* [To do]: Examine the material below. Gather every line in which the string "JSON" appears.

* [Provided data]:
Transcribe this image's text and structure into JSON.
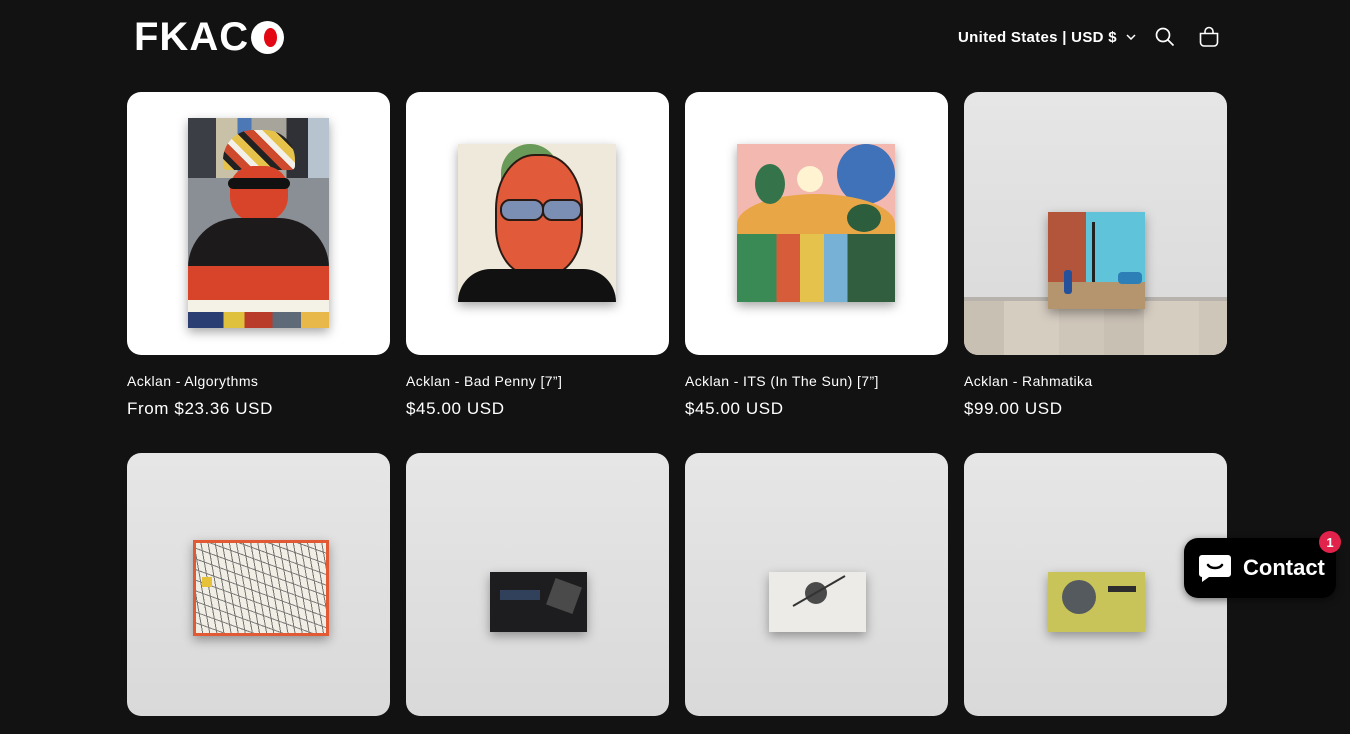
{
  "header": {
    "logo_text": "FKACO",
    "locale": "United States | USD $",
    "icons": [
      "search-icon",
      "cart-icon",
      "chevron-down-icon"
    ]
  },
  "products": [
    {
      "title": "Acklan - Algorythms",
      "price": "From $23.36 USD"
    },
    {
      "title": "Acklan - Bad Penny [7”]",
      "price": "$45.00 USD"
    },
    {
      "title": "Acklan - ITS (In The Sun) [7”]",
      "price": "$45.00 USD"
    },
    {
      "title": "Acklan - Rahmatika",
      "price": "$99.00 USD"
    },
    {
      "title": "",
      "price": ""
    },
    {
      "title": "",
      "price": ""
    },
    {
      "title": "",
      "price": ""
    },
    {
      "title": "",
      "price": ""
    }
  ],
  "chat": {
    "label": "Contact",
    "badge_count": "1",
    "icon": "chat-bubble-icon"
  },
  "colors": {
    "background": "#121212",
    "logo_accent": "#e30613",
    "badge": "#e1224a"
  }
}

---

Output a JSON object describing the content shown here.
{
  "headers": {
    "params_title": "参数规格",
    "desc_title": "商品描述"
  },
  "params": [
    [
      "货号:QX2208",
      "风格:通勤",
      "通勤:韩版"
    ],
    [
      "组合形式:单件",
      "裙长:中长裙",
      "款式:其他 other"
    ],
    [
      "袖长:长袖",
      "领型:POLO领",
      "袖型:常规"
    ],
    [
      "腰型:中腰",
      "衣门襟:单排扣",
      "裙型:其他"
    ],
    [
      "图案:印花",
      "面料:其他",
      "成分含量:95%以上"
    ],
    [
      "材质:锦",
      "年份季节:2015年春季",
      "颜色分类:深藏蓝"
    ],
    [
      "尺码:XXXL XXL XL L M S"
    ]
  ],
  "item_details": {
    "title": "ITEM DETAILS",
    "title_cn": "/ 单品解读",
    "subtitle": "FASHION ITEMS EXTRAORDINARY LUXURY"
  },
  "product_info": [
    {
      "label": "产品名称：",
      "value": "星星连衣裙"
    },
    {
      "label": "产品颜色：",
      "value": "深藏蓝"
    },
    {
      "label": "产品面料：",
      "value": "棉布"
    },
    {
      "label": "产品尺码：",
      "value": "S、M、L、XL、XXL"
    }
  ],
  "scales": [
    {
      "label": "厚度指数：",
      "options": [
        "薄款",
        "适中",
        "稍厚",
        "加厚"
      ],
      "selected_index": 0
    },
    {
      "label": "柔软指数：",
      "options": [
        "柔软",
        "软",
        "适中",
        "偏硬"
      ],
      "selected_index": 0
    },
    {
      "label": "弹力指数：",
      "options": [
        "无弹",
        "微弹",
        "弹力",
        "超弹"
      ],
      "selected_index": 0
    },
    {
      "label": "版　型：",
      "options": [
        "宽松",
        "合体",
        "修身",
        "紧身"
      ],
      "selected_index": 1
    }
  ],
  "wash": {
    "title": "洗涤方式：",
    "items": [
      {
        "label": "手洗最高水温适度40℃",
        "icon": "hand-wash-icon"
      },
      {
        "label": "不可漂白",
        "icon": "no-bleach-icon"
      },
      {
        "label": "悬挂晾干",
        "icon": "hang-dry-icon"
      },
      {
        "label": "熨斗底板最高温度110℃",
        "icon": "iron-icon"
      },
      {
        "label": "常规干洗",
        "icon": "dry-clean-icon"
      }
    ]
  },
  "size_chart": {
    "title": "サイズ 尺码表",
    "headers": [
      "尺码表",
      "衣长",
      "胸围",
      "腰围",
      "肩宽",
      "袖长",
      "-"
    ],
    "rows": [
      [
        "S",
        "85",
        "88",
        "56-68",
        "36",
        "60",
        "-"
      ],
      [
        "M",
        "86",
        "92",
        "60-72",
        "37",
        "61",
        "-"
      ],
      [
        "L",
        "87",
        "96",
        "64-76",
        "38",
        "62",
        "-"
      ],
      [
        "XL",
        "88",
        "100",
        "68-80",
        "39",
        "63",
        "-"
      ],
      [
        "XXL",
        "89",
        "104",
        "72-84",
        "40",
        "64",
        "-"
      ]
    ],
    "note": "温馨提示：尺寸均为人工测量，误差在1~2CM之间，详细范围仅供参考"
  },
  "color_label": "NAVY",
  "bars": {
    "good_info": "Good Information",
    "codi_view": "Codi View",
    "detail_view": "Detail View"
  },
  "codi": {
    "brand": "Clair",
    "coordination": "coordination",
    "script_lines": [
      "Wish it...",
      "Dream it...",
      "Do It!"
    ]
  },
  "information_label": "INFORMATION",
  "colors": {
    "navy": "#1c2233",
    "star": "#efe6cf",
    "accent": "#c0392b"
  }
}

* [Problem solution]:
Transcribe this image's text and structure into JSON.
Output a JSON object describing the content shown here.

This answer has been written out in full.